### Request
Keep only those lines of the records that include the string "Администрирование".

-- Start Data rows --

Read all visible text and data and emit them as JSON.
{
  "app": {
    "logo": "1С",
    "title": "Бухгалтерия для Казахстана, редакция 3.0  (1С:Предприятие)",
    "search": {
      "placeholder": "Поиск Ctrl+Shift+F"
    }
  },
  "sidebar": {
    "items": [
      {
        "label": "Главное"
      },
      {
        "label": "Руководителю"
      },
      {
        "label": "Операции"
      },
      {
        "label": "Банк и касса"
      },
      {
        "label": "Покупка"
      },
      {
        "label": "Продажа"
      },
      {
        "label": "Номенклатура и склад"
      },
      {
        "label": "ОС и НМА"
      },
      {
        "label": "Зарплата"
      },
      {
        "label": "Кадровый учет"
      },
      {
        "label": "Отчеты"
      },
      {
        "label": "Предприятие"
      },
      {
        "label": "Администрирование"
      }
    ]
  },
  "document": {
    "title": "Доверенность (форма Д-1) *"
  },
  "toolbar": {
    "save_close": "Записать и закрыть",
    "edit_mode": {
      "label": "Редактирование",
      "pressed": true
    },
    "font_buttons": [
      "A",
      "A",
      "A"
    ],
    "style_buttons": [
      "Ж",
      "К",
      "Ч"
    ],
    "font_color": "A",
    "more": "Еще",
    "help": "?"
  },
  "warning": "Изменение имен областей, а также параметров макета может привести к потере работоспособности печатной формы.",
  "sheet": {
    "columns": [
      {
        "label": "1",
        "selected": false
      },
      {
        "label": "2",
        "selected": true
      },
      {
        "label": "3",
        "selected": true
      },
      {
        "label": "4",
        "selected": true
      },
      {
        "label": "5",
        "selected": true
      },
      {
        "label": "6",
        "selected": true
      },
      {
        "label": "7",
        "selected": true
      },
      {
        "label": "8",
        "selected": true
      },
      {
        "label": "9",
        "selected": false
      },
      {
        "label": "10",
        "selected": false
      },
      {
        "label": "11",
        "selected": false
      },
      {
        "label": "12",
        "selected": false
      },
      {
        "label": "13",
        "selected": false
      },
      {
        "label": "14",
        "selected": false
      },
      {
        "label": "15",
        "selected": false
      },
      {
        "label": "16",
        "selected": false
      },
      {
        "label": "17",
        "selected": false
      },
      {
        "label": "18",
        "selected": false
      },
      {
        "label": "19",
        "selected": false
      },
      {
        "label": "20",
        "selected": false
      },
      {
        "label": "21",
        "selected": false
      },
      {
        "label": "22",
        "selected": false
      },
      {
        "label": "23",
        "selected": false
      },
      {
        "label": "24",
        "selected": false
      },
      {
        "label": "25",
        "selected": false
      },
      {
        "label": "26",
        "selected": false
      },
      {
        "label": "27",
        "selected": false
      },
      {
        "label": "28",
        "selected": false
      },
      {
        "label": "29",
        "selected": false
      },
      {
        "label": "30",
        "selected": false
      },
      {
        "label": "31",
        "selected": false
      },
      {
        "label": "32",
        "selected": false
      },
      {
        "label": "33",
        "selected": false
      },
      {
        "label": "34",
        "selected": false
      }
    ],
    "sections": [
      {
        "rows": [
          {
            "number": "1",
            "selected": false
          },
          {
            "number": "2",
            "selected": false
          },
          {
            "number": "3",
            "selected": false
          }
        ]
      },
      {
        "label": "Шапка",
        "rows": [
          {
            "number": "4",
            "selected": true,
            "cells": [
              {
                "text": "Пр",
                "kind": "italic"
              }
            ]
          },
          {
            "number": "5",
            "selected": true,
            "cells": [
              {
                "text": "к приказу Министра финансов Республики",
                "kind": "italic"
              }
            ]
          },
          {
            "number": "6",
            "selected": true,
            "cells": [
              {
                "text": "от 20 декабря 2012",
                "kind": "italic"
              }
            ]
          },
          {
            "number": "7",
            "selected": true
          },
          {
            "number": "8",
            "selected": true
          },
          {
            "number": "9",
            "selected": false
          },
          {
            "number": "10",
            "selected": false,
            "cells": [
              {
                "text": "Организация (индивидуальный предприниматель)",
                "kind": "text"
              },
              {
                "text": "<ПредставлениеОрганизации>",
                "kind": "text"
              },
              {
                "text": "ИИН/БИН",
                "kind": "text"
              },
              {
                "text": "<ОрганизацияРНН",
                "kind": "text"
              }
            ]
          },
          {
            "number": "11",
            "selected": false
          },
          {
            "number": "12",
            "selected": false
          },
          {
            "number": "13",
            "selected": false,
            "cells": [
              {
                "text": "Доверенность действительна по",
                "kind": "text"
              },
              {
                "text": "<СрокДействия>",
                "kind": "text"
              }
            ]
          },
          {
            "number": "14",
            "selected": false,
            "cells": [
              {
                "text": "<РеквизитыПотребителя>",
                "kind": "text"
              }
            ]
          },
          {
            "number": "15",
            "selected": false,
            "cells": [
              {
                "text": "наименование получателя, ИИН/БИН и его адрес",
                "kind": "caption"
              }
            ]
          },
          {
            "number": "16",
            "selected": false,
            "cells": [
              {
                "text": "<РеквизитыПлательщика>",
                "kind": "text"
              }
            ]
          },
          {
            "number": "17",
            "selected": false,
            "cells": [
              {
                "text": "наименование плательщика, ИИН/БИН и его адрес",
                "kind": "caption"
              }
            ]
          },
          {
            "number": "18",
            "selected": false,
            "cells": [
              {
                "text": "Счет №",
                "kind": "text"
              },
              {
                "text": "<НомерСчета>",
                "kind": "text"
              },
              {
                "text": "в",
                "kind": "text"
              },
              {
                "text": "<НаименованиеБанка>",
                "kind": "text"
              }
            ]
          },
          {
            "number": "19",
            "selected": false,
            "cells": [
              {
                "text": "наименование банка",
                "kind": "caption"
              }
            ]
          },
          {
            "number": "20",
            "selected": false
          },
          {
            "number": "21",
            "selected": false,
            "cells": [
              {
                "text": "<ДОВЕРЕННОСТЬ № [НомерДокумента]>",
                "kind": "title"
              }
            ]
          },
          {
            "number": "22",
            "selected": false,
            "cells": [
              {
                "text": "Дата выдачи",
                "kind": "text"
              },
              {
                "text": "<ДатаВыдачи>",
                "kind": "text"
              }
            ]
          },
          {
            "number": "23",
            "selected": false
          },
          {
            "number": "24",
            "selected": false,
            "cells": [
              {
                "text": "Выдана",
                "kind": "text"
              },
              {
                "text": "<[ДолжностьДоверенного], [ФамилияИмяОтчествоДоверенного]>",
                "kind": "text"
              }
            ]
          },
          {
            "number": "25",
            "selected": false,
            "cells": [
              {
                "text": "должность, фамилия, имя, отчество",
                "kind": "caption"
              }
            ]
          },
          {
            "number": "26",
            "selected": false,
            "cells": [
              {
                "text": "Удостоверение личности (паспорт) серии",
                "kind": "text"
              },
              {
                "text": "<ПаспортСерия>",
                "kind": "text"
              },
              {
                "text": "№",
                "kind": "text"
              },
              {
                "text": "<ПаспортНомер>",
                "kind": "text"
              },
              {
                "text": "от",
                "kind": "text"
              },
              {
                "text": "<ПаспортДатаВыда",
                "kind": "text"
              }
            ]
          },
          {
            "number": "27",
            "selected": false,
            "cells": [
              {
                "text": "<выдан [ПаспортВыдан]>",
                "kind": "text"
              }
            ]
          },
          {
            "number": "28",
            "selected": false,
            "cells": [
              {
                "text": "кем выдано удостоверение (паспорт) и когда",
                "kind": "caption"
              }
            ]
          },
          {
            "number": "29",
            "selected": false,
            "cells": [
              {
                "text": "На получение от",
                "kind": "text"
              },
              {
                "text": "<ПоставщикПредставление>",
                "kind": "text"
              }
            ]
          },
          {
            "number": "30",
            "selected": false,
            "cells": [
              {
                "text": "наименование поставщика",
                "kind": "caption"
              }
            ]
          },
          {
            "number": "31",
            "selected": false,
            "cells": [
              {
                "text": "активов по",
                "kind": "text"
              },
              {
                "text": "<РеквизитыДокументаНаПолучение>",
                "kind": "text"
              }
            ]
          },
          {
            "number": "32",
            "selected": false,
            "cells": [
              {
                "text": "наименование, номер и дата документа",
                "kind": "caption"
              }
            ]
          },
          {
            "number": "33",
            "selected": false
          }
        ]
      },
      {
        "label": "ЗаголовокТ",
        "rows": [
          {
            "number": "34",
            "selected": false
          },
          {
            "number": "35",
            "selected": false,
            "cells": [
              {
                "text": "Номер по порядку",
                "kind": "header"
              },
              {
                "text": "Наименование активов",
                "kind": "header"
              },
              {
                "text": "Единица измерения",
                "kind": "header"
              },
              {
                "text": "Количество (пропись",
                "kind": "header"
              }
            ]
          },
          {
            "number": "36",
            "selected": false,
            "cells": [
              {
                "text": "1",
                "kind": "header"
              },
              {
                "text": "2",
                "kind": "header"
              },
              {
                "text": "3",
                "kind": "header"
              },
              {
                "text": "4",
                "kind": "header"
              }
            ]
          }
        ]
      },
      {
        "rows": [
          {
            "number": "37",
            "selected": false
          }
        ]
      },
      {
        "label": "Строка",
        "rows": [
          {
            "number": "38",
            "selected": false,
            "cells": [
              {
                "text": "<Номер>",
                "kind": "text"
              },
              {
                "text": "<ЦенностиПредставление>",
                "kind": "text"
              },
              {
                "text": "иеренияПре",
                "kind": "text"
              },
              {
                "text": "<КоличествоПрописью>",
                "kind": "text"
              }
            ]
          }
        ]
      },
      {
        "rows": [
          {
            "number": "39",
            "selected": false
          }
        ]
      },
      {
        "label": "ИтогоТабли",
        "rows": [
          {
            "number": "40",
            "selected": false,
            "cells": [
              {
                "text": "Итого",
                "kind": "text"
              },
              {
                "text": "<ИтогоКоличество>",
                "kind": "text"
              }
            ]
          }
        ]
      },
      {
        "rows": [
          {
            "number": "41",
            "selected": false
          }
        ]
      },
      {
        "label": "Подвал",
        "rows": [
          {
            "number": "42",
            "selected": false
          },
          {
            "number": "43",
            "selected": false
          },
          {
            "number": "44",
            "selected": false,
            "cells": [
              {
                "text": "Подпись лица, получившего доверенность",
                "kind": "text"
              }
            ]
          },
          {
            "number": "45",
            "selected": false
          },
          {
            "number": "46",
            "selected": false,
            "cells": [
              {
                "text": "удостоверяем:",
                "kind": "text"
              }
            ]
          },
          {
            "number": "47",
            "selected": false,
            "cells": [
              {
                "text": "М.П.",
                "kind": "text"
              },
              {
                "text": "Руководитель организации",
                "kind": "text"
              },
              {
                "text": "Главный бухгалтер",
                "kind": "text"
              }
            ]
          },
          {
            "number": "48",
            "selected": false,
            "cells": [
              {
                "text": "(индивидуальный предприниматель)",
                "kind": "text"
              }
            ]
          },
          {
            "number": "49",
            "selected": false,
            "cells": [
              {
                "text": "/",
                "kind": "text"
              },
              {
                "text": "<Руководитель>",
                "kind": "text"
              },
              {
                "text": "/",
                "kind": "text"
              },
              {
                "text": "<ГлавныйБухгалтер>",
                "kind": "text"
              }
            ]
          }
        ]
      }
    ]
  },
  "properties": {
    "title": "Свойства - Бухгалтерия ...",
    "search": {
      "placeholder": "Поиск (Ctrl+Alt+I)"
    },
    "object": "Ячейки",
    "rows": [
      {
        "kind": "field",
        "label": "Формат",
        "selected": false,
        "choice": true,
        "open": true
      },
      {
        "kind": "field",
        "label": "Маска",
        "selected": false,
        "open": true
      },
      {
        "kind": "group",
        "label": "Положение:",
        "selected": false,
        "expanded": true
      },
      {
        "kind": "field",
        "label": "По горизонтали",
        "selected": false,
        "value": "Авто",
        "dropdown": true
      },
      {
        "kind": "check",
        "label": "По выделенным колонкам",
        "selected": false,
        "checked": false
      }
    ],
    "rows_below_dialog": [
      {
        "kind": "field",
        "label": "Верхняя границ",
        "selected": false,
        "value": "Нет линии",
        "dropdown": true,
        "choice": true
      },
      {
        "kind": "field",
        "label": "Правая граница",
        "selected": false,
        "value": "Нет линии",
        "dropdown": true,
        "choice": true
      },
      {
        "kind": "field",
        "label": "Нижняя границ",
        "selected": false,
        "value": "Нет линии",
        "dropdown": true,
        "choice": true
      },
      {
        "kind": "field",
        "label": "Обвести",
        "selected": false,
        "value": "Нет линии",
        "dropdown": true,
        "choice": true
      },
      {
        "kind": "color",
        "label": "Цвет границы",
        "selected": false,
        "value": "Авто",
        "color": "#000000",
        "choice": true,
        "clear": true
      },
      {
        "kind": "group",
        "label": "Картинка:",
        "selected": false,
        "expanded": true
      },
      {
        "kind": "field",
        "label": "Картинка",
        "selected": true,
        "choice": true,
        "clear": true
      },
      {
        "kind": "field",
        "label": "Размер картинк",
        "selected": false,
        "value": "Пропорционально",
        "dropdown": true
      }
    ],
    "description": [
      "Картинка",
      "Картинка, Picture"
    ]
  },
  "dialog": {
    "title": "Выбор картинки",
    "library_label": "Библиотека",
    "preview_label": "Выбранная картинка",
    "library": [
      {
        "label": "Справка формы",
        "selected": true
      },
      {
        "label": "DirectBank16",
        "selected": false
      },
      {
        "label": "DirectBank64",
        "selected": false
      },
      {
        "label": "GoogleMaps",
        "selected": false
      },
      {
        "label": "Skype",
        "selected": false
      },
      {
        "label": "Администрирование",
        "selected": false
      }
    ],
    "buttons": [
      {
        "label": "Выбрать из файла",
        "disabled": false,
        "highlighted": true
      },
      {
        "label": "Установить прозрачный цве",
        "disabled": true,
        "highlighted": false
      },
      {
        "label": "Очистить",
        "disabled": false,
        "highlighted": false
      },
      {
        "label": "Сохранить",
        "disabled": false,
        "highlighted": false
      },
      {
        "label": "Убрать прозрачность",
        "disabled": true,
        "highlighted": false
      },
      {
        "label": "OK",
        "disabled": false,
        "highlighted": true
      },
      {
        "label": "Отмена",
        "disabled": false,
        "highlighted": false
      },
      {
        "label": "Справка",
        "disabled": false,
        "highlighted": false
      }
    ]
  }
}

-- End Data rows --

### Result of this exercise
        "label": "Администрирование"
        "label": "Администрирование",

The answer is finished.